[Records from a data source]

**********

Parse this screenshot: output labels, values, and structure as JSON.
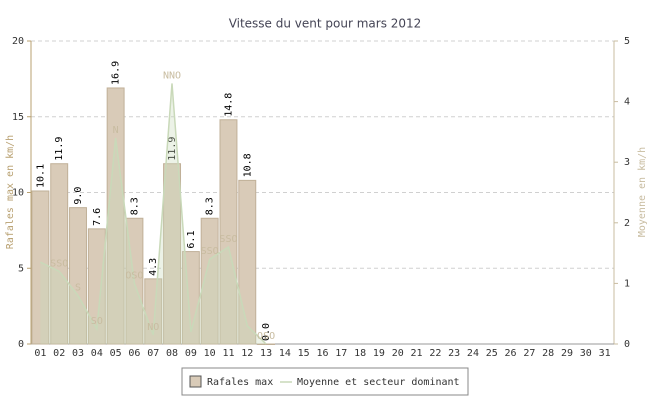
{
  "chart_data": {
    "type": "bar",
    "title": "Vitesse du vent pour mars 2012",
    "y_label": "Rafales max en km/h",
    "y2_label": "Moyenne en km/h",
    "categories": [
      "01",
      "02",
      "03",
      "04",
      "05",
      "06",
      "07",
      "08",
      "09",
      "10",
      "11",
      "12",
      "13",
      "14",
      "15",
      "16",
      "17",
      "18",
      "19",
      "20",
      "21",
      "22",
      "23",
      "24",
      "25",
      "26",
      "27",
      "28",
      "29",
      "30",
      "31"
    ],
    "series": [
      {
        "name": "Rafales max",
        "color": "#d9cbb8",
        "values": [
          10.1,
          11.9,
          9.0,
          7.6,
          16.9,
          8.3,
          4.3,
          11.9,
          6.1,
          8.3,
          14.8,
          10.8,
          0.0,
          null,
          null,
          null,
          null,
          null,
          null,
          null,
          null,
          null,
          null,
          null,
          null,
          null,
          null,
          null,
          null,
          null,
          null
        ],
        "value_labels": [
          "10.1",
          "11.9",
          "9.0",
          "7.6",
          "16.9",
          "8.3",
          "4.3",
          "11.9",
          "6.1",
          "8.3",
          "14.8",
          "10.8",
          "0.0",
          null,
          null,
          null,
          null,
          null,
          null,
          null,
          null,
          null,
          null,
          null,
          null,
          null,
          null,
          null,
          null,
          null,
          null
        ]
      },
      {
        "name": "Moyenne et secteur dominant",
        "color": "#c9d9b9",
        "axis": "y2",
        "values": [
          1.35,
          1.2,
          0.8,
          0.25,
          3.4,
          1.0,
          0.15,
          4.3,
          0.2,
          1.4,
          1.6,
          0.3,
          0.0,
          null,
          null,
          null,
          null,
          null,
          null,
          null,
          null,
          null,
          null,
          null,
          null,
          null,
          null,
          null,
          null,
          null,
          null
        ],
        "directions": [
          null,
          "SSO",
          "S",
          "SO",
          "N",
          "OSO",
          "NO",
          "NNO",
          null,
          "SSO",
          "SSO",
          null,
          "OSO",
          null,
          null,
          null,
          null,
          null,
          null,
          null,
          null,
          null,
          null,
          null,
          null,
          null,
          null,
          null,
          null,
          null,
          null
        ]
      }
    ],
    "ylim": [
      0,
      20
    ],
    "yticks": [
      0,
      5,
      10,
      15,
      20
    ],
    "y2lim": [
      0,
      5
    ],
    "y2ticks": [
      0,
      1,
      2,
      3,
      4,
      5
    ],
    "grid": true
  }
}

**********

CHALLENGE: Which lines hold the word "Rafales"? Return all of them from the records above.

EXPECTED ANSWER:
    "y_label": "Rafales max en km/h",
        "name": "Rafales max",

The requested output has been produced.